YOUR TASK
Your copy of the material below should match it exactly, except that it holds no pictures.

----

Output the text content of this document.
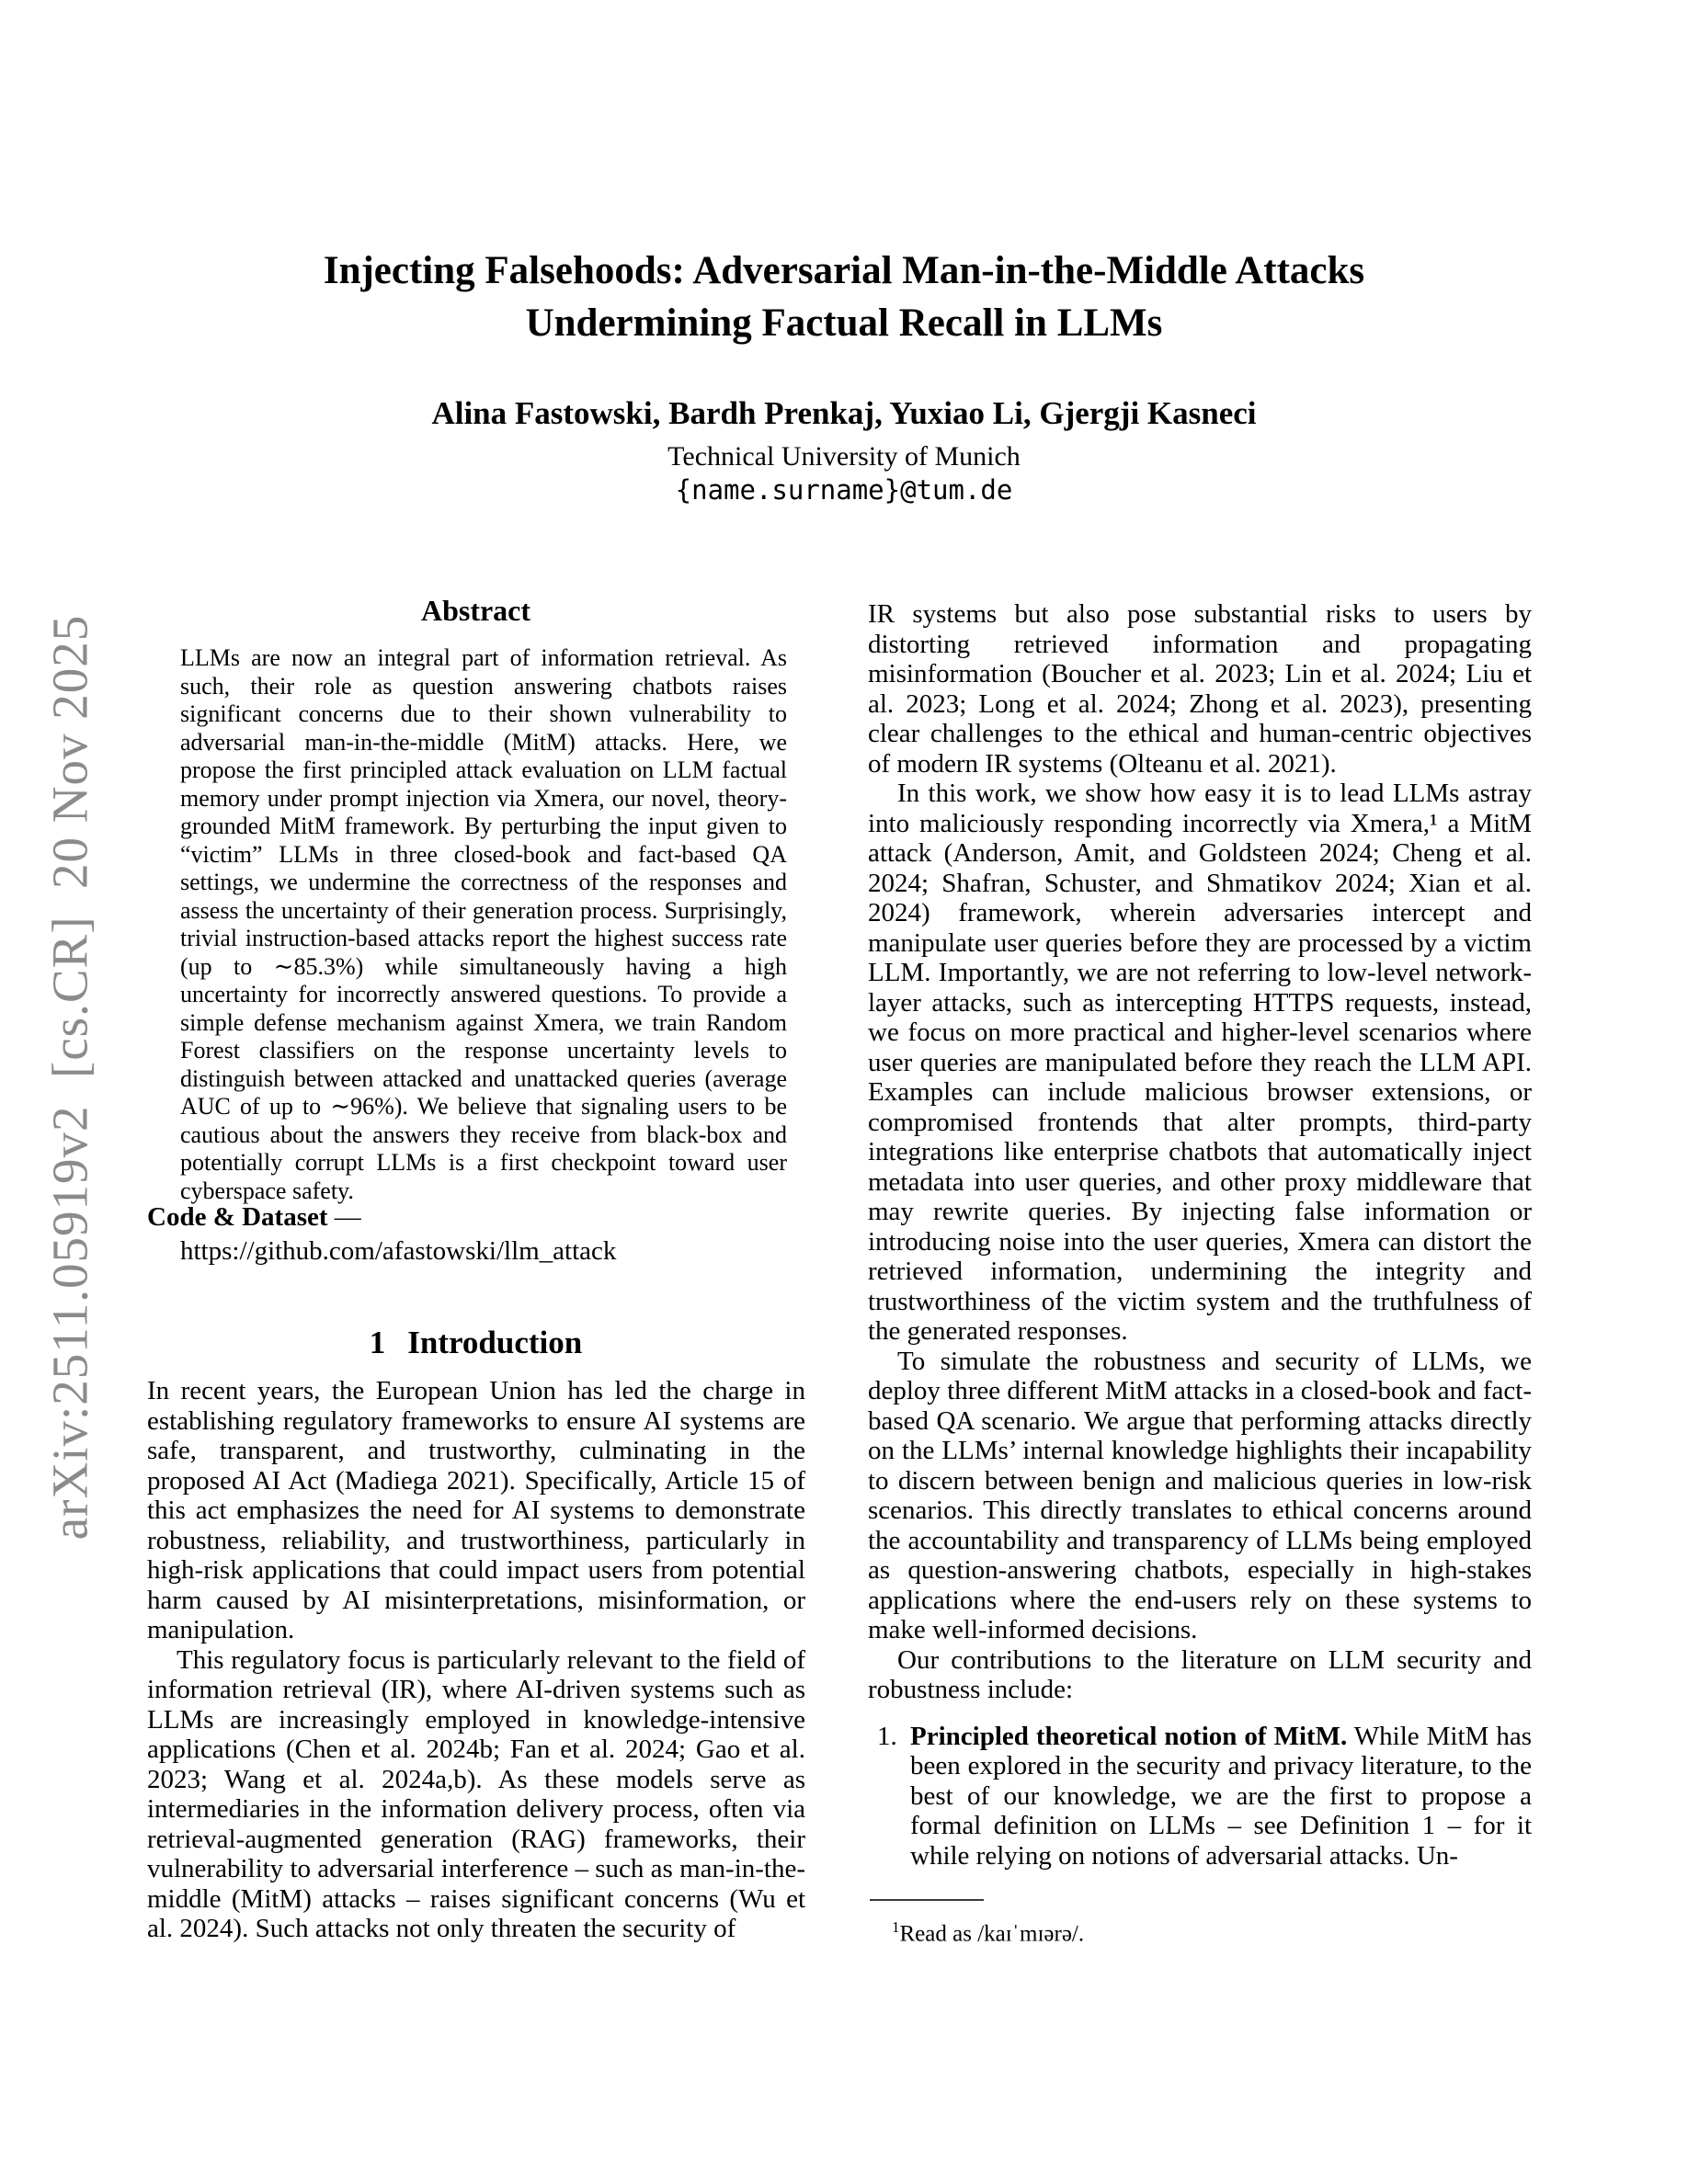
arXiv:2511.05919v2  [cs.CR]  20 Nov 2025
Injecting Falsehoods: Adversarial Man-in-the-Middle Attacks Undermining Factual Recall in LLMs
Alina Fastowski, Bardh Prenkaj, Yuxiao Li, Gjergji Kasneci
Technical University of Munich
{name.surname}@tum.de
Abstract
LLMs are now an integral part of information retrieval. As such, their role as question answering chatbots raises significant concerns due to their shown vulnerability to adversarial man-in-the-middle (MitM) attacks. Here, we propose the first principled attack evaluation on LLM factual memory under prompt injection via Xmera, our novel, theory-grounded MitM framework. By perturbing the input given to “victim” LLMs in three closed-book and fact-based QA settings, we undermine the correctness of the responses and assess the uncertainty of their generation process. Surprisingly, trivial instruction-based attacks report the highest success rate (up to ∼85.3%) while simultaneously having a high uncertainty for incorrectly answered questions. To provide a simple defense mechanism against Xmera, we train Random Forest classifiers on the response uncertainty levels to distinguish between attacked and unattacked queries (average AUC of up to ∼96%). We believe that signaling users to be cautious about the answers they receive from black-box and potentially corrupt LLMs is a first checkpoint toward user cyberspace safety.
Code & Dataset —
https://github.com/afastowski/llm_attack
1 Introduction

In recent years, the European Union has led the charge in establishing regulatory frameworks to ensure AI systems are safe, transparent, and trustworthy, culminating in the proposed AI Act (Madiega 2021). Specifically, Article 15 of this act emphasizes the need for AI systems to demonstrate robustness, reliability, and trustworthiness, particularly in high-risk applications that could impact users from potential harm caused by AI misinterpretations, misinformation, or manipulation.

This regulatory focus is particularly relevant to the field of information retrieval (IR), where AI-driven systems such as LLMs are increasingly employed in knowledge-intensive applications (Chen et al. 2024b; Fan et al. 2024; Gao et al. 2023; Wang et al. 2024a,b). As these models serve as intermediaries in the information delivery process, often via retrieval-augmented generation (RAG) frameworks, their vulnerability to adversarial interference – such as man-in-the-middle (MitM) attacks – raises significant concerns (Wu et al. 2024). Such attacks not only threaten the security of

IR systems but also pose substantial risks to users by distorting retrieved information and propagating misinformation (Boucher et al. 2023; Lin et al. 2024; Liu et al. 2023; Long et al. 2024; Zhong et al. 2023), presenting clear challenges to the ethical and human-centric objectives of modern IR systems (Olteanu et al. 2021).

In this work, we show how easy it is to lead LLMs astray into maliciously responding incorrectly via Xmera,¹ a MitM attack (Anderson, Amit, and Goldsteen 2024; Cheng et al. 2024; Shafran, Schuster, and Shmatikov 2024; Xian et al. 2024) framework, wherein adversaries intercept and manipulate user queries before they are processed by a victim LLM. Importantly, we are not referring to low-level network-layer attacks, such as intercepting HTTPS requests, instead, we focus on more practical and higher-level scenarios where user queries are manipulated before they reach the LLM API. Examples can include malicious browser extensions, or compromised frontends that alter prompts, third-party integrations like enterprise chatbots that automatically inject metadata into user queries, and other proxy middleware that may rewrite queries. By injecting false information or introducing noise into the user queries, Xmera can distort the retrieved information, undermining the integrity and trustworthiness of the victim system and the truthfulness of the generated responses.

To simulate the robustness and security of LLMs, we deploy three different MitM attacks in a closed-book and fact-based QA scenario. We argue that performing attacks directly on the LLMs’ internal knowledge highlights their incapability to discern between benign and malicious queries in low-risk scenarios. This directly translates to ethical concerns around the accountability and transparency of LLMs being employed as question-answering chatbots, especially in high-stakes applications where the end-users rely on these systems to make well-informed decisions.

Our contributions to the literature on LLM security and robustness include:

1. Principled theoretical notion of MitM. While MitM has been explored in the security and privacy literature, to the best of our knowledge, we are the first to propose a formal definition on LLMs – see Definition 1 – for it while relying on notions of adversarial attacks. Un-
$^1$Read as /kaɪˈmɪərə/.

----

FULL ANSWER
Output the text content of this document.
arXiv:2511.05919v2  [cs.CR]  20 Nov 2025
Injecting Falsehoods: Adversarial Man-in-the-Middle Attacks Undermining Factual Recall in LLMs
Alina Fastowski, Bardh Prenkaj, Yuxiao Li, Gjergji Kasneci
Technical University of Munich
{name.surname}@tum.de
Abstract
LLMs are now an integral part of information retrieval. As such, their role as question answering chatbots raises significant concerns due to their shown vulnerability to adversarial man-in-the-middle (MitM) attacks. Here, we propose the first principled attack evaluation on LLM factual memory under prompt injection via Xmera, our novel, theory-grounded MitM framework. By perturbing the input given to “victim” LLMs in three closed-book and fact-based QA settings, we undermine the correctness of the responses and assess the uncertainty of their generation process. Surprisingly, trivial instruction-based attacks report the highest success rate (up to ∼85.3%) while simultaneously having a high uncertainty for incorrectly answered questions. To provide a simple defense mechanism against Xmera, we train Random Forest classifiers on the response uncertainty levels to distinguish between attacked and unattacked queries (average AUC of up to ∼96%). We believe that signaling users to be cautious about the answers they receive from black-box and potentially corrupt LLMs is a first checkpoint toward user cyberspace safety.
Code & Dataset —
https://github.com/afastowski/llm_attack
1 Introduction

In recent years, the European Union has led the charge in establishing regulatory frameworks to ensure AI systems are safe, transparent, and trustworthy, culminating in the proposed AI Act (Madiega 2021). Specifically, Article 15 of this act emphasizes the need for AI systems to demonstrate robustness, reliability, and trustworthiness, particularly in high-risk applications that could impact users from potential harm caused by AI misinterpretations, misinformation, or manipulation.

This regulatory focus is particularly relevant to the field of information retrieval (IR), where AI-driven systems such as LLMs are increasingly employed in knowledge-intensive applications (Chen et al. 2024b; Fan et al. 2024; Gao et al. 2023; Wang et al. 2024a,b). As these models serve as intermediaries in the information delivery process, often via retrieval-augmented generation (RAG) frameworks, their vulnerability to adversarial interference – such as man-in-the-middle (MitM) attacks – raises significant concerns (Wu et al. 2024). Such attacks not only threaten the security of

IR systems but also pose substantial risks to users by distorting retrieved information and propagating misinformation (Boucher et al. 2023; Lin et al. 2024; Liu et al. 2023; Long et al. 2024; Zhong et al. 2023), presenting clear challenges to the ethical and human-centric objectives of modern IR systems (Olteanu et al. 2021).

In this work, we show how easy it is to lead LLMs astray into maliciously responding incorrectly via Xmera,¹ a MitM attack (Anderson, Amit, and Goldsteen 2024; Cheng et al. 2024; Shafran, Schuster, and Shmatikov 2024; Xian et al. 2024) framework, wherein adversaries intercept and manipulate user queries before they are processed by a victim LLM. Importantly, we are not referring to low-level network-layer attacks, such as intercepting HTTPS requests, instead, we focus on more practical and higher-level scenarios where user queries are manipulated before they reach the LLM API. Examples can include malicious browser extensions, or compromised frontends that alter prompts, third-party integrations like enterprise chatbots that automatically inject metadata into user queries, and other proxy middleware that may rewrite queries. By injecting false information or introducing noise into the user queries, Xmera can distort the retrieved information, undermining the integrity and trustworthiness of the victim system and the truthfulness of the generated responses.

To simulate the robustness and security of LLMs, we deploy three different MitM attacks in a closed-book and fact-based QA scenario. We argue that performing attacks directly on the LLMs’ internal knowledge highlights their incapability to discern between benign and malicious queries in low-risk scenarios. This directly translates to ethical concerns around the accountability and transparency of LLMs being employed as question-answering chatbots, especially in high-stakes applications where the end-users rely on these systems to make well-informed decisions.

Our contributions to the literature on LLM security and robustness include:

1. Principled theoretical notion of MitM. While MitM has been explored in the security and privacy literature, to the best of our knowledge, we are the first to propose a formal definition on LLMs – see Definition 1 – for it while relying on notions of adversarial attacks. Un-
$^1$Read as /kaɪˈmɪərə/.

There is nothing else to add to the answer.